▶ What to produce
Retype the whole listing verbatim and keep the pictures out of it.

▶ Material shown

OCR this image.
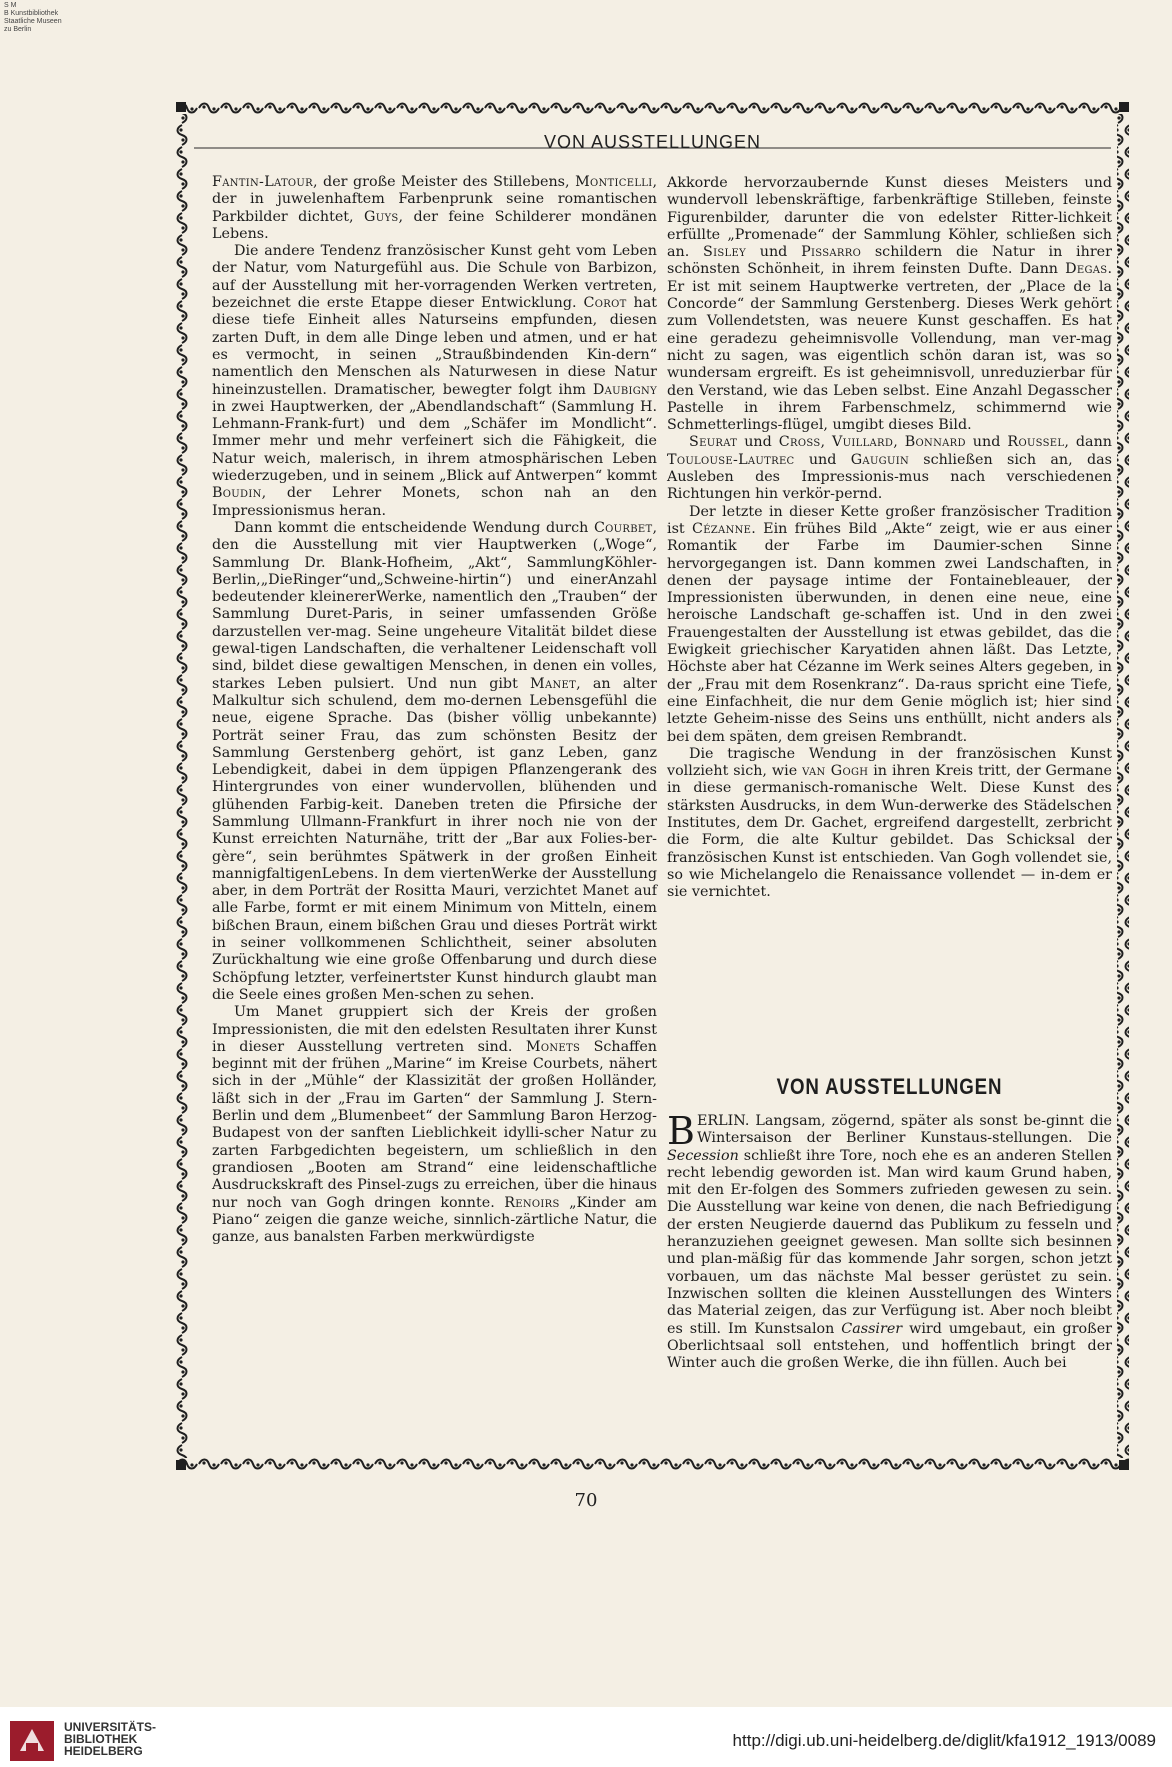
S M
B Kunstbibliothek
Staatliche Museen
zu Berlin
VON AUSSTELLUNGEN

Fantin-Latour, der große Meister des Stillebens, Monticelli, der in juwelenhaftem Farbenprunk seine romantischen Parkbilder dichtet, Guys, der feine Schilderer mondänen Lebens.

Die andere Tendenz französischer Kunst geht vom Leben der Natur, vom Naturgefühl aus. Die Schule von Barbizon, auf der Ausstellung mit her-vorragenden Werken vertreten, bezeichnet die erste Etappe dieser Entwicklung. Corot hat diese tiefe Einheit alles Naturseins empfunden, diesen zarten Duft, in dem alle Dinge leben und atmen, und er hat es vermocht, in seinen „Straußbindenden Kin-dern“ namentlich den Menschen als Naturwesen in diese Natur hineinzustellen. Dramatischer, bewegter folgt ihm Daubigny in zwei Hauptwerken, der „Abendlandschaft“ (Sammlung H. Lehmann-Frank-furt) und dem „Schäfer im Mondlicht“. Immer mehr und mehr verfeinert sich die Fähigkeit, die Natur weich, malerisch, in ihrem atmosphärischen Leben wiederzugeben, und in seinem „Blick auf Antwerpen“ kommt Boudin, der Lehrer Monets, schon nah an den Impressionismus heran.

Dann kommt die entscheidende Wendung durch Courbet, den die Ausstellung mit vier Hauptwerken („Woge“, Sammlung Dr. Blank-Hofheim, „Akt“, SammlungKöhler-Berlin,„DieRinger“und„Schweine-hirtin“) und einerAnzahl bedeutender kleinererWerke, namentlich den „Trauben“ der Sammlung Duret-Paris, in seiner umfassenden Größe darzustellen ver-mag. Seine ungeheure Vitalität bildet diese gewal-tigen Landschaften, die verhaltener Leidenschaft voll sind, bildet diese gewaltigen Menschen, in denen ein volles, starkes Leben pulsiert. Und nun gibt Manet, an alter Malkultur sich schulend, dem mo-dernen Lebensgefühl die neue, eigene Sprache. Das (bisher völlig unbekannte) Porträt seiner Frau, das zum schönsten Besitz der Sammlung Gerstenberg gehört, ist ganz Leben, ganz Lebendigkeit, dabei in dem üppigen Pflanzengerank des Hintergrundes von einer wundervollen, blühenden und glühenden Farbig-keit. Daneben treten die Pfirsiche der Sammlung Ullmann-Frankfurt in ihrer noch nie von der Kunst erreichten Naturnähe, tritt der „Bar aux Folies-ber-gère“, sein berühmtes Spätwerk in der großen Einheit mannigfaltigenLebens. In dem viertenWerke der Ausstellung aber, in dem Porträt der Rositta Mauri, verzichtet Manet auf alle Farbe, formt er mit einem Minimum von Mitteln, einem bißchen Braun, einem bißchen Grau und dieses Porträt wirkt in seiner vollkommenen Schlichtheit, seiner absoluten Zurückhaltung wie eine große Offenbarung und durch diese Schöpfung letzter, verfeinertster Kunst hindurch glaubt man die Seele eines großen Men-schen zu sehen.

Um Manet gruppiert sich der Kreis der großen Impressionisten, die mit den edelsten Resultaten ihrer Kunst in dieser Ausstellung vertreten sind. Monets Schaffen beginnt mit der frühen „Marine“ im Kreise Courbets, nähert sich in der „Mühle“ der Klassizität der großen Holländer, läßt sich in der „Frau im Garten“ der Sammlung J. Stern-Berlin und dem „Blumenbeet“ der Sammlung Baron Herzog-Budapest von der sanften Lieblichkeit idylli-scher Natur zu zarten Farbgedichten begeistern, um schließlich in den grandiosen „Booten am Strand“ eine leidenschaftliche Ausdruckskraft des Pinsel-zugs zu erreichen, über die hinaus nur noch van Gogh dringen konnte. Renoirs „Kinder am Piano“ zeigen die ganze weiche, sinnlich-zärtliche Natur, die ganze, aus banalsten Farben merkwürdigste

Akkorde hervorzaubernde Kunst dieses Meisters und wundervoll lebenskräftige, farbenkräftige Stilleben, feinste Figurenbilder, darunter die von edelster Ritter-lichkeit erfüllte „Promenade“ der Sammlung Köhler, schließen sich an. Sisley und Pissarro schildern die Natur in ihrer schönsten Schönheit, in ihrem feinsten Dufte. Dann Degas. Er ist mit seinem Hauptwerke vertreten, der „Place de la Concorde“ der Sammlung Gerstenberg. Dieses Werk gehört zum Vollendetsten, was neuere Kunst geschaffen. Es hat eine geradezu geheimnisvolle Vollendung, man ver-mag nicht zu sagen, was eigentlich schön daran ist, was so wundersam ergreift. Es ist geheimnisvoll, unreduzierbar für den Verstand, wie das Leben selbst. Eine Anzahl Degasscher Pastelle in ihrem Farbenschmelz, schimmernd wie Schmetterlings-flügel, umgibt dieses Bild.

Seurat und Cross, Vuillard, Bonnard und Roussel, dann Toulouse-Lautrec und Gauguin schließen sich an, das Ausleben des Impressionis-mus nach verschiedenen Richtungen hin verkör-pernd.

Der letzte in dieser Kette großer französischer Tradition ist Cézanne. Ein frühes Bild „Akte“ zeigt, wie er aus einer Romantik der Farbe im Daumier-schen Sinne hervorgegangen ist. Dann kommen zwei Landschaften, in denen der paysage intime der Fontainebleauer, der Impressionisten überwunden, in denen eine neue, eine heroische Landschaft ge-schaffen ist. Und in den zwei Frauengestalten der Ausstellung ist etwas gebildet, das die Ewigkeit griechischer Karyatiden ahnen läßt. Das Letzte, Höchste aber hat Cézanne im Werk seines Alters gegeben, in der „Frau mit dem Rosenkranz“. Da-raus spricht eine Tiefe, eine Einfachheit, die nur dem Genie möglich ist; hier sind letzte Geheim-nisse des Seins uns enthüllt, nicht anders als bei dem späten, dem greisen Rembrandt.

Die tragische Wendung in der französischen Kunst vollzieht sich, wie van Gogh in ihren Kreis tritt, der Germane in diese germanisch-romanische Welt. Diese Kunst des stärksten Ausdrucks, in dem Wun-derwerke des Städelschen Institutes, dem Dr. Gachet, ergreifend dargestellt, zerbricht die Form, die alte Kultur gebildet. Das Schicksal der französischen Kunst ist entschieden. Van Gogh vollendet sie, so wie Michelangelo die Renaissance vollendet — in-dem er sie vernichtet.

VON AUSSTELLUNGEN

BERLIN. Langsam, zögernd, später als sonst be-ginnt die Wintersaison der Berliner Kunstaus-stellungen. Die Secession schließt ihre Tore, noch ehe es an anderen Stellen recht lebendig geworden ist. Man wird kaum Grund haben, mit den Er-folgen des Sommers zufrieden gewesen zu sein. Die Ausstellung war keine von denen, die nach Befriedigung der ersten Neugierde dauernd das Publikum zu fesseln und heranzuziehen geeignet gewesen. Man sollte sich besinnen und plan-mäßig für das kommende Jahr sorgen, schon jetzt vorbauen, um das nächste Mal besser gerüstet zu sein. Inzwischen sollten die kleinen Ausstellungen des Winters das Material zeigen, das zur Verfügung ist. Aber noch bleibt es still. Im Kunstsalon Cassirer wird umgebaut, ein großer Oberlichtsaal soll entstehen, und hoffentlich bringt der Winter auch die großen Werke, die ihn füllen. Auch bei

70
UNIVERSITÄTS-
BIBLIOTHEK
HEIDELBERG
http://digi.ub.uni-heidelberg.de/diglit/kfa1912_1913/0089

▶ Correct answer
OCR this image.
S M
B Kunstbibliothek
Staatliche Museen
zu Berlin
VON AUSSTELLUNGEN

Fantin-Latour, der große Meister des Stillebens, Monticelli, der in juwelenhaftem Farbenprunk seine romantischen Parkbilder dichtet, Guys, der feine Schilderer mondänen Lebens.

Die andere Tendenz französischer Kunst geht vom Leben der Natur, vom Naturgefühl aus. Die Schule von Barbizon, auf der Ausstellung mit her-vorragenden Werken vertreten, bezeichnet die erste Etappe dieser Entwicklung. Corot hat diese tiefe Einheit alles Naturseins empfunden, diesen zarten Duft, in dem alle Dinge leben und atmen, und er hat es vermocht, in seinen „Straußbindenden Kin-dern“ namentlich den Menschen als Naturwesen in diese Natur hineinzustellen. Dramatischer, bewegter folgt ihm Daubigny in zwei Hauptwerken, der „Abendlandschaft“ (Sammlung H. Lehmann-Frank-furt) und dem „Schäfer im Mondlicht“. Immer mehr und mehr verfeinert sich die Fähigkeit, die Natur weich, malerisch, in ihrem atmosphärischen Leben wiederzugeben, und in seinem „Blick auf Antwerpen“ kommt Boudin, der Lehrer Monets, schon nah an den Impressionismus heran.

Dann kommt die entscheidende Wendung durch Courbet, den die Ausstellung mit vier Hauptwerken („Woge“, Sammlung Dr. Blank-Hofheim, „Akt“, SammlungKöhler-Berlin,„DieRinger“und„Schweine-hirtin“) und einerAnzahl bedeutender kleinererWerke, namentlich den „Trauben“ der Sammlung Duret-Paris, in seiner umfassenden Größe darzustellen ver-mag. Seine ungeheure Vitalität bildet diese gewal-tigen Landschaften, die verhaltener Leidenschaft voll sind, bildet diese gewaltigen Menschen, in denen ein volles, starkes Leben pulsiert. Und nun gibt Manet, an alter Malkultur sich schulend, dem mo-dernen Lebensgefühl die neue, eigene Sprache. Das (bisher völlig unbekannte) Porträt seiner Frau, das zum schönsten Besitz der Sammlung Gerstenberg gehört, ist ganz Leben, ganz Lebendigkeit, dabei in dem üppigen Pflanzengerank des Hintergrundes von einer wundervollen, blühenden und glühenden Farbig-keit. Daneben treten die Pfirsiche der Sammlung Ullmann-Frankfurt in ihrer noch nie von der Kunst erreichten Naturnähe, tritt der „Bar aux Folies-ber-gère“, sein berühmtes Spätwerk in der großen Einheit mannigfaltigenLebens. In dem viertenWerke der Ausstellung aber, in dem Porträt der Rositta Mauri, verzichtet Manet auf alle Farbe, formt er mit einem Minimum von Mitteln, einem bißchen Braun, einem bißchen Grau und dieses Porträt wirkt in seiner vollkommenen Schlichtheit, seiner absoluten Zurückhaltung wie eine große Offenbarung und durch diese Schöpfung letzter, verfeinertster Kunst hindurch glaubt man die Seele eines großen Men-schen zu sehen.

Um Manet gruppiert sich der Kreis der großen Impressionisten, die mit den edelsten Resultaten ihrer Kunst in dieser Ausstellung vertreten sind. Monets Schaffen beginnt mit der frühen „Marine“ im Kreise Courbets, nähert sich in der „Mühle“ der Klassizität der großen Holländer, läßt sich in der „Frau im Garten“ der Sammlung J. Stern-Berlin und dem „Blumenbeet“ der Sammlung Baron Herzog-Budapest von der sanften Lieblichkeit idylli-scher Natur zu zarten Farbgedichten begeistern, um schließlich in den grandiosen „Booten am Strand“ eine leidenschaftliche Ausdruckskraft des Pinsel-zugs zu erreichen, über die hinaus nur noch van Gogh dringen konnte. Renoirs „Kinder am Piano“ zeigen die ganze weiche, sinnlich-zärtliche Natur, die ganze, aus banalsten Farben merkwürdigste

Akkorde hervorzaubernde Kunst dieses Meisters und wundervoll lebenskräftige, farbenkräftige Stilleben, feinste Figurenbilder, darunter die von edelster Ritter-lichkeit erfüllte „Promenade“ der Sammlung Köhler, schließen sich an. Sisley und Pissarro schildern die Natur in ihrer schönsten Schönheit, in ihrem feinsten Dufte. Dann Degas. Er ist mit seinem Hauptwerke vertreten, der „Place de la Concorde“ der Sammlung Gerstenberg. Dieses Werk gehört zum Vollendetsten, was neuere Kunst geschaffen. Es hat eine geradezu geheimnisvolle Vollendung, man ver-mag nicht zu sagen, was eigentlich schön daran ist, was so wundersam ergreift. Es ist geheimnisvoll, unreduzierbar für den Verstand, wie das Leben selbst. Eine Anzahl Degasscher Pastelle in ihrem Farbenschmelz, schimmernd wie Schmetterlings-flügel, umgibt dieses Bild.

Seurat und Cross, Vuillard, Bonnard und Roussel, dann Toulouse-Lautrec und Gauguin schließen sich an, das Ausleben des Impressionis-mus nach verschiedenen Richtungen hin verkör-pernd.

Der letzte in dieser Kette großer französischer Tradition ist Cézanne. Ein frühes Bild „Akte“ zeigt, wie er aus einer Romantik der Farbe im Daumier-schen Sinne hervorgegangen ist. Dann kommen zwei Landschaften, in denen der paysage intime der Fontainebleauer, der Impressionisten überwunden, in denen eine neue, eine heroische Landschaft ge-schaffen ist. Und in den zwei Frauengestalten der Ausstellung ist etwas gebildet, das die Ewigkeit griechischer Karyatiden ahnen läßt. Das Letzte, Höchste aber hat Cézanne im Werk seines Alters gegeben, in der „Frau mit dem Rosenkranz“. Da-raus spricht eine Tiefe, eine Einfachheit, die nur dem Genie möglich ist; hier sind letzte Geheim-nisse des Seins uns enthüllt, nicht anders als bei dem späten, dem greisen Rembrandt.

Die tragische Wendung in der französischen Kunst vollzieht sich, wie van Gogh in ihren Kreis tritt, der Germane in diese germanisch-romanische Welt. Diese Kunst des stärksten Ausdrucks, in dem Wun-derwerke des Städelschen Institutes, dem Dr. Gachet, ergreifend dargestellt, zerbricht die Form, die alte Kultur gebildet. Das Schicksal der französischen Kunst ist entschieden. Van Gogh vollendet sie, so wie Michelangelo die Renaissance vollendet — in-dem er sie vernichtet.

VON AUSSTELLUNGEN

BERLIN. Langsam, zögernd, später als sonst be-ginnt die Wintersaison der Berliner Kunstaus-stellungen. Die Secession schließt ihre Tore, noch ehe es an anderen Stellen recht lebendig geworden ist. Man wird kaum Grund haben, mit den Er-folgen des Sommers zufrieden gewesen zu sein. Die Ausstellung war keine von denen, die nach Befriedigung der ersten Neugierde dauernd das Publikum zu fesseln und heranzuziehen geeignet gewesen. Man sollte sich besinnen und plan-mäßig für das kommende Jahr sorgen, schon jetzt vorbauen, um das nächste Mal besser gerüstet zu sein. Inzwischen sollten die kleinen Ausstellungen des Winters das Material zeigen, das zur Verfügung ist. Aber noch bleibt es still. Im Kunstsalon Cassirer wird umgebaut, ein großer Oberlichtsaal soll entstehen, und hoffentlich bringt der Winter auch die großen Werke, die ihn füllen. Auch bei

70
UNIVERSITÄTS-
BIBLIOTHEK
HEIDELBERG
http://digi.ub.uni-heidelberg.de/diglit/kfa1912_1913/0089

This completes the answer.